DIRECTIVE => Copy down every line where the string "about" shows up.

RAW DATA =>

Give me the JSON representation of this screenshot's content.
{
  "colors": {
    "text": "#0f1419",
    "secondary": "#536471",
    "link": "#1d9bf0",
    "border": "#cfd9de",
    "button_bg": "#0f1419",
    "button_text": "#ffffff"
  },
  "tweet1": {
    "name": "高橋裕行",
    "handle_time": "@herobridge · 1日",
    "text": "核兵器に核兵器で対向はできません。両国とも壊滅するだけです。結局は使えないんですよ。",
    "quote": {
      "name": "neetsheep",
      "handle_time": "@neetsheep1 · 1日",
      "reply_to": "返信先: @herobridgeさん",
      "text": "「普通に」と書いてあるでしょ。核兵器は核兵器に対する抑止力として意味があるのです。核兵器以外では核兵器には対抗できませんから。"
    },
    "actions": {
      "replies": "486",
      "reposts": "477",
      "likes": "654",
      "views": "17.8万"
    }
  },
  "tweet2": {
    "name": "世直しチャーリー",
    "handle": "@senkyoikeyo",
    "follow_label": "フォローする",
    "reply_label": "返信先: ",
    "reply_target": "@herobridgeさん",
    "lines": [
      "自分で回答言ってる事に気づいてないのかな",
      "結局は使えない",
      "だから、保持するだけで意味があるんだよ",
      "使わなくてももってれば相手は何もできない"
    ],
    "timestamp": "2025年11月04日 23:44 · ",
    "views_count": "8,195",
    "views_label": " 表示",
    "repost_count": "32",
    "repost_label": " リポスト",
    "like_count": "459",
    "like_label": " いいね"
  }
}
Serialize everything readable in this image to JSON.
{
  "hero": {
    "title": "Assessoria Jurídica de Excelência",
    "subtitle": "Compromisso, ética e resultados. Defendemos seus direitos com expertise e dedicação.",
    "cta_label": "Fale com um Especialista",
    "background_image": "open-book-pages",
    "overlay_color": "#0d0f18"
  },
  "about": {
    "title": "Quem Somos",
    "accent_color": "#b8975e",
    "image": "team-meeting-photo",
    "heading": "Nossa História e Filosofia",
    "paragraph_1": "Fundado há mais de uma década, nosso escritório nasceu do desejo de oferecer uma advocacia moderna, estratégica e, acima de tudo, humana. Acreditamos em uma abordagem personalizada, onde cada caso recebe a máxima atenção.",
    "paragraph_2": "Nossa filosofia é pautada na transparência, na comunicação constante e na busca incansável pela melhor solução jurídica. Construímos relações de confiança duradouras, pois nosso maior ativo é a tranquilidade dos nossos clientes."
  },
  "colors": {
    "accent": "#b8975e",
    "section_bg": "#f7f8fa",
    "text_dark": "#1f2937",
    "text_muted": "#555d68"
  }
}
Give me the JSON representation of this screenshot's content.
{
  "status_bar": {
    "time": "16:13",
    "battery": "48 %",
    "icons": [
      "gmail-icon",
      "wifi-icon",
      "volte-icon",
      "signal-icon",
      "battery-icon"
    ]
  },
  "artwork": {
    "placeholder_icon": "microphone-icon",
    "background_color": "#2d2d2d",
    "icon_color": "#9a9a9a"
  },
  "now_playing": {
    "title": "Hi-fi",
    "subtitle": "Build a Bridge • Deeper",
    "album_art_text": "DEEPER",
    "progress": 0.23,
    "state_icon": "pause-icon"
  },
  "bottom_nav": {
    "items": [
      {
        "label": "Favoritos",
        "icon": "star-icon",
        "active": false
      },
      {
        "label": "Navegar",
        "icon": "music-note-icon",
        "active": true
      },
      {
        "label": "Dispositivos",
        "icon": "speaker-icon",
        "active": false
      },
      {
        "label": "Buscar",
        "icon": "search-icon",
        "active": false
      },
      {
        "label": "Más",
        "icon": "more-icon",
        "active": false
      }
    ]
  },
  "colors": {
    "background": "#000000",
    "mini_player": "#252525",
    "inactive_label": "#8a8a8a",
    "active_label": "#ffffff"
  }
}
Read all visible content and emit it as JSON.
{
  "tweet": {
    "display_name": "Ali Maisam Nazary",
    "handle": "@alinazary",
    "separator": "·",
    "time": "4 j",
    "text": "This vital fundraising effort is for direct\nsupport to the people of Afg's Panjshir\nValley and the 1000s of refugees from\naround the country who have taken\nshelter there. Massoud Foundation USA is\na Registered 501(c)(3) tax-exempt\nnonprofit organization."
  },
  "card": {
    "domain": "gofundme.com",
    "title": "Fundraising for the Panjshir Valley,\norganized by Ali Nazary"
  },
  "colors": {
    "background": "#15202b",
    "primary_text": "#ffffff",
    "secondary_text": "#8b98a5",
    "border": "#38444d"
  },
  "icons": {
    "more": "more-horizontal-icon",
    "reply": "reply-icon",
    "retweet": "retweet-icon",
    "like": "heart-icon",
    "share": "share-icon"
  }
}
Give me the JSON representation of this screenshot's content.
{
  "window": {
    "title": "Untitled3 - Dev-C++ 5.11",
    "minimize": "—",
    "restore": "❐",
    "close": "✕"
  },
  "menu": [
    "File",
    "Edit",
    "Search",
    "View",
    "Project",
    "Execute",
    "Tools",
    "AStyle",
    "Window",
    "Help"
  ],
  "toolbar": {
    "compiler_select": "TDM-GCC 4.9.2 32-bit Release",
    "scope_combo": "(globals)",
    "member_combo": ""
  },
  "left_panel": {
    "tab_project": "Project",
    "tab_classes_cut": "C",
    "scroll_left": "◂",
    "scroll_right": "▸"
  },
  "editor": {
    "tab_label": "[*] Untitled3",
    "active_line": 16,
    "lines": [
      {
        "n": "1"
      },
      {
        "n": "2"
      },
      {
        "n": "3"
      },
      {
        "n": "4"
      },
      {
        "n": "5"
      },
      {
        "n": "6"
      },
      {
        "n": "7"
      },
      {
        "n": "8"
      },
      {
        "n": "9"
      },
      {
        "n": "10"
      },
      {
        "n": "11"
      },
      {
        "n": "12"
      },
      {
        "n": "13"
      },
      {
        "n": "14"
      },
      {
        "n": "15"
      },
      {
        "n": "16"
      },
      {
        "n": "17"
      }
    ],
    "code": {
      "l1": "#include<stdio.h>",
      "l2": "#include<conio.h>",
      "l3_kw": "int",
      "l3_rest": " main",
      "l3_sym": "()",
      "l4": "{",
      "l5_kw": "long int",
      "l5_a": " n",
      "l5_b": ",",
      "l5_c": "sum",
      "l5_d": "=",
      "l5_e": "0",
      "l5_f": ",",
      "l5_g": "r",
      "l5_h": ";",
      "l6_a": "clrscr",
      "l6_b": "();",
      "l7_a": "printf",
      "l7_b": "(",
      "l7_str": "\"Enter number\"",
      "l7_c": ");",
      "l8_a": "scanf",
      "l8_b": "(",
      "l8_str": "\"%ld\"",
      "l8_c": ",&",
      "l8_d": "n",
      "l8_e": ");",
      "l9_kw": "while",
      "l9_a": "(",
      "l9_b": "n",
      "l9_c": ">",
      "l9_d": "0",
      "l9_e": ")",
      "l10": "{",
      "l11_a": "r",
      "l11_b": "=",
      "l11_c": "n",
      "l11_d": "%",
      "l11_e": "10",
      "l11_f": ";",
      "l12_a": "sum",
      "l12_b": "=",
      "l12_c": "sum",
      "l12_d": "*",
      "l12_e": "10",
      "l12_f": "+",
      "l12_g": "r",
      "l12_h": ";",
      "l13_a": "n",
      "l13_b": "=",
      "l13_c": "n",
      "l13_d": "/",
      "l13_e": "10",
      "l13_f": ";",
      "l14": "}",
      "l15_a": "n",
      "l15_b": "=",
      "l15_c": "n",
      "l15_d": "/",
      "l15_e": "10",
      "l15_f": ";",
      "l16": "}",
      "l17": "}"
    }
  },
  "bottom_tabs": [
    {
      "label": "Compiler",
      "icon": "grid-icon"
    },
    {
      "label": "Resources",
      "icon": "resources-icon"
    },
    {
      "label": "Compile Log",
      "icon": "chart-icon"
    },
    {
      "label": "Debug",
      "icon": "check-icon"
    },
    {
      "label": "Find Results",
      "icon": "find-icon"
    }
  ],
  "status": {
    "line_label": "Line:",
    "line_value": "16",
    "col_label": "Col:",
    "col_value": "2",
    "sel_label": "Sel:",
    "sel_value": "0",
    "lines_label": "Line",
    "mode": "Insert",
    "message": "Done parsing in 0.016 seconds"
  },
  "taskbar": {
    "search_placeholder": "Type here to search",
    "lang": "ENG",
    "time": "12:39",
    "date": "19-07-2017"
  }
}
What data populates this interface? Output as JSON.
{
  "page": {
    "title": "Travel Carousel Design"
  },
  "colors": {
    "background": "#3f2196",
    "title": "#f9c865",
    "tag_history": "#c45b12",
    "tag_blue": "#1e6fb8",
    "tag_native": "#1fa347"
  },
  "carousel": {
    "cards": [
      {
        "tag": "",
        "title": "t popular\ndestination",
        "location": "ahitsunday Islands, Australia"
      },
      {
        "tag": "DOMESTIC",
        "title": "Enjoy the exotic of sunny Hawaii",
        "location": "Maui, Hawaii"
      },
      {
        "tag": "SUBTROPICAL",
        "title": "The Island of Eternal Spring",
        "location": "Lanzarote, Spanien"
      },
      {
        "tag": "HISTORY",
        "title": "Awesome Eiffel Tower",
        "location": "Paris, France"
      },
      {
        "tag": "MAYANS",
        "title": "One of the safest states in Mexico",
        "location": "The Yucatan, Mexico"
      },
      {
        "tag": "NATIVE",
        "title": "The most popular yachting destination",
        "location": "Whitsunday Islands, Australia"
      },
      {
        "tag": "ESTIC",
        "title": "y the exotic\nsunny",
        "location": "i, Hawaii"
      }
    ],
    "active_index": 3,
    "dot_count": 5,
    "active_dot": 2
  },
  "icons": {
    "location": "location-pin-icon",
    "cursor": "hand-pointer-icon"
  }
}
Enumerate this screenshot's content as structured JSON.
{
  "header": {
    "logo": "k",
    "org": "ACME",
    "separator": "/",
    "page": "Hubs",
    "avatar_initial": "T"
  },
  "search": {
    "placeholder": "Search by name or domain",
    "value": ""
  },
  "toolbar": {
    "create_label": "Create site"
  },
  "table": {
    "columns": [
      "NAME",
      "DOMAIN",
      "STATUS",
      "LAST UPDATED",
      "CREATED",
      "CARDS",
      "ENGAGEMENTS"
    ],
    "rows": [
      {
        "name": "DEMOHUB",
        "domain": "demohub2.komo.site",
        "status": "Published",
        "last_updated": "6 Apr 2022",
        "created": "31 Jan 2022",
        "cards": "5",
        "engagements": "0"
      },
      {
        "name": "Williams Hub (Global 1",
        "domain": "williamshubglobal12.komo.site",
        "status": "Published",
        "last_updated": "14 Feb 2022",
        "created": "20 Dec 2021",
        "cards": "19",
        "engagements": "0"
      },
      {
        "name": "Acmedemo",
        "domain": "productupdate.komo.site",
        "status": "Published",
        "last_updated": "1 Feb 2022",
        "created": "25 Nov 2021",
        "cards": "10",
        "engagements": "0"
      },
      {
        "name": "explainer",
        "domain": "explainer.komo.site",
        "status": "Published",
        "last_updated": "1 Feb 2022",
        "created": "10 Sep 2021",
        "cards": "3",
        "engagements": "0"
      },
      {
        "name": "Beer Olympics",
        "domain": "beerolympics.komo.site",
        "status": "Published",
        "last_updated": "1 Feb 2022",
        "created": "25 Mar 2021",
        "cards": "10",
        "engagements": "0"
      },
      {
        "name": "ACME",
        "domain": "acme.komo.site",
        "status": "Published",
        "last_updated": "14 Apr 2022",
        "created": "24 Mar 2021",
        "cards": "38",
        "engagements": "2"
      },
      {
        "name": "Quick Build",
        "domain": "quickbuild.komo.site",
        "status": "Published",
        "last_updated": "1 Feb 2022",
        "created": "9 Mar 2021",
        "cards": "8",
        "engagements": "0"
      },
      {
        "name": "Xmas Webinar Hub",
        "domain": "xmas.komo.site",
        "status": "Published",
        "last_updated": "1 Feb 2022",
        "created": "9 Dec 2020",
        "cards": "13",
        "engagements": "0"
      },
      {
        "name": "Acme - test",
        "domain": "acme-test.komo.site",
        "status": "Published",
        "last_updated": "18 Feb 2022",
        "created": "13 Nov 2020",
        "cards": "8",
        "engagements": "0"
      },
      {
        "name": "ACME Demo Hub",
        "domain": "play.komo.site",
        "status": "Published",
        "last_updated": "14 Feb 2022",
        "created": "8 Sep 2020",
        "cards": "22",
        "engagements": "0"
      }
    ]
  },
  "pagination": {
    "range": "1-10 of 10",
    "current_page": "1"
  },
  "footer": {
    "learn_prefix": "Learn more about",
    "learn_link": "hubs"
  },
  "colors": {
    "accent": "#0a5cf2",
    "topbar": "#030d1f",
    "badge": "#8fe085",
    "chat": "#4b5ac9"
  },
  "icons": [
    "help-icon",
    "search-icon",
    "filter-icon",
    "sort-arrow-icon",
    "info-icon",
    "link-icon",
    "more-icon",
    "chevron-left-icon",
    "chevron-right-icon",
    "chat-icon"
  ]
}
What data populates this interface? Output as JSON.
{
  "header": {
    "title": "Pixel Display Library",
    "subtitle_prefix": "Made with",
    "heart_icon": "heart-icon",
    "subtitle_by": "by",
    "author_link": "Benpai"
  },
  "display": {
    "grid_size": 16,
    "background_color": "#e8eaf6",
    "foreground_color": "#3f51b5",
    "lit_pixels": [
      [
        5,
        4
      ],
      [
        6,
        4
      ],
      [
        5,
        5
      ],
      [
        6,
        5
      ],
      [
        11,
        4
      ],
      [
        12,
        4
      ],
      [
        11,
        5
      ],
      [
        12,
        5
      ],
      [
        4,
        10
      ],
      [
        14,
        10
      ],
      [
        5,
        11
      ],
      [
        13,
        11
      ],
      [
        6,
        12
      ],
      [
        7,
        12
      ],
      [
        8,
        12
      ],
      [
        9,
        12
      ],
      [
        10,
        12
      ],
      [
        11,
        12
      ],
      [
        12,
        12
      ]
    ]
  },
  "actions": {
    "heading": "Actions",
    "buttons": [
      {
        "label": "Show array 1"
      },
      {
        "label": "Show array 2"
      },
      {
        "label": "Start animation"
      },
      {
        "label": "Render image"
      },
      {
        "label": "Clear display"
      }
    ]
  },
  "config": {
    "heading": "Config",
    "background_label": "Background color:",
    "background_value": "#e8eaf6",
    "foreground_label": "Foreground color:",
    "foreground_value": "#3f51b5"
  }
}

PROBLEM SOLUTION =>
  "about": {
    "learn_prefix": "Learn more about",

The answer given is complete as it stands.